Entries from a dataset
━━━━━━━━━━━━━━━━━━━━

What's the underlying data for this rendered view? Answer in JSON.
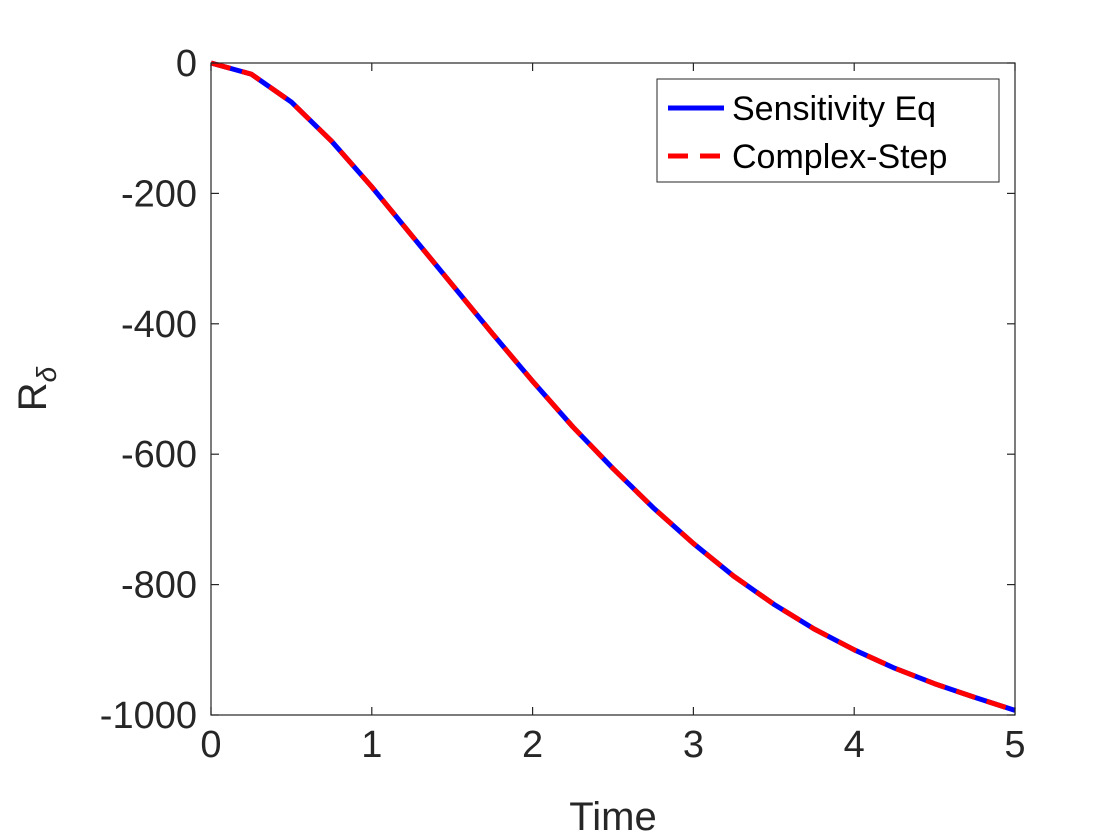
{
  "chart_data": {
    "type": "line",
    "title": "",
    "xlabel": "Time",
    "ylabel_main": "R",
    "ylabel_sub": "δ",
    "xlim": [
      0,
      5
    ],
    "ylim": [
      -1000,
      0
    ],
    "x_ticks": [
      0,
      1,
      2,
      3,
      4,
      5
    ],
    "x_tick_labels": [
      "0",
      "1",
      "2",
      "3",
      "4",
      "5"
    ],
    "y_ticks": [
      0,
      -200,
      -400,
      -600,
      -800,
      -1000
    ],
    "y_tick_labels": [
      "0",
      "-200",
      "-400",
      "-600",
      "-800",
      "-1000"
    ],
    "grid": false,
    "legend_location": "top-right",
    "x": [
      0,
      0.25,
      0.5,
      0.75,
      1,
      1.25,
      1.5,
      1.75,
      2,
      2.25,
      2.5,
      2.75,
      3,
      3.25,
      3.5,
      3.75,
      4,
      4.25,
      4.5,
      4.75,
      5
    ],
    "series": [
      {
        "name": "Sensitivity Eq",
        "color": "#0000ff",
        "style": "solid",
        "values": [
          0,
          -17,
          -60,
          -120,
          -190,
          -265,
          -340,
          -415,
          -488,
          -558,
          -622,
          -682,
          -737,
          -787,
          -830,
          -868,
          -900,
          -928,
          -952,
          -973,
          -993
        ]
      },
      {
        "name": "Complex-Step",
        "color": "#ff0000",
        "style": "dashed",
        "values": [
          0,
          -17,
          -60,
          -120,
          -190,
          -265,
          -340,
          -415,
          -488,
          -558,
          -622,
          -682,
          -737,
          -787,
          -830,
          -868,
          -900,
          -928,
          -952,
          -973,
          -993
        ]
      }
    ]
  }
}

━━━━━━━━━━━━━━━━━━━━

> _PROBLEM TO WORK ON_
Repeat each entry exactly. Pictures do not belong in the copy.

> _RESULT OF THIS EXERCISE_
What's the underlying data for this rendered view? Answer in JSON.
{
  "chart_data": {
    "type": "line",
    "title": "",
    "xlabel": "Time",
    "ylabel_main": "R",
    "ylabel_sub": "δ",
    "xlim": [
      0,
      5
    ],
    "ylim": [
      -1000,
      0
    ],
    "x_ticks": [
      0,
      1,
      2,
      3,
      4,
      5
    ],
    "x_tick_labels": [
      "0",
      "1",
      "2",
      "3",
      "4",
      "5"
    ],
    "y_ticks": [
      0,
      -200,
      -400,
      -600,
      -800,
      -1000
    ],
    "y_tick_labels": [
      "0",
      "-200",
      "-400",
      "-600",
      "-800",
      "-1000"
    ],
    "grid": false,
    "legend_location": "top-right",
    "x": [
      0,
      0.25,
      0.5,
      0.75,
      1,
      1.25,
      1.5,
      1.75,
      2,
      2.25,
      2.5,
      2.75,
      3,
      3.25,
      3.5,
      3.75,
      4,
      4.25,
      4.5,
      4.75,
      5
    ],
    "series": [
      {
        "name": "Sensitivity Eq",
        "color": "#0000ff",
        "style": "solid",
        "values": [
          0,
          -17,
          -60,
          -120,
          -190,
          -265,
          -340,
          -415,
          -488,
          -558,
          -622,
          -682,
          -737,
          -787,
          -830,
          -868,
          -900,
          -928,
          -952,
          -973,
          -993
        ]
      },
      {
        "name": "Complex-Step",
        "color": "#ff0000",
        "style": "dashed",
        "values": [
          0,
          -17,
          -60,
          -120,
          -190,
          -265,
          -340,
          -415,
          -488,
          -558,
          -622,
          -682,
          -737,
          -787,
          -830,
          -868,
          -900,
          -928,
          -952,
          -973,
          -993
        ]
      }
    ]
  }
}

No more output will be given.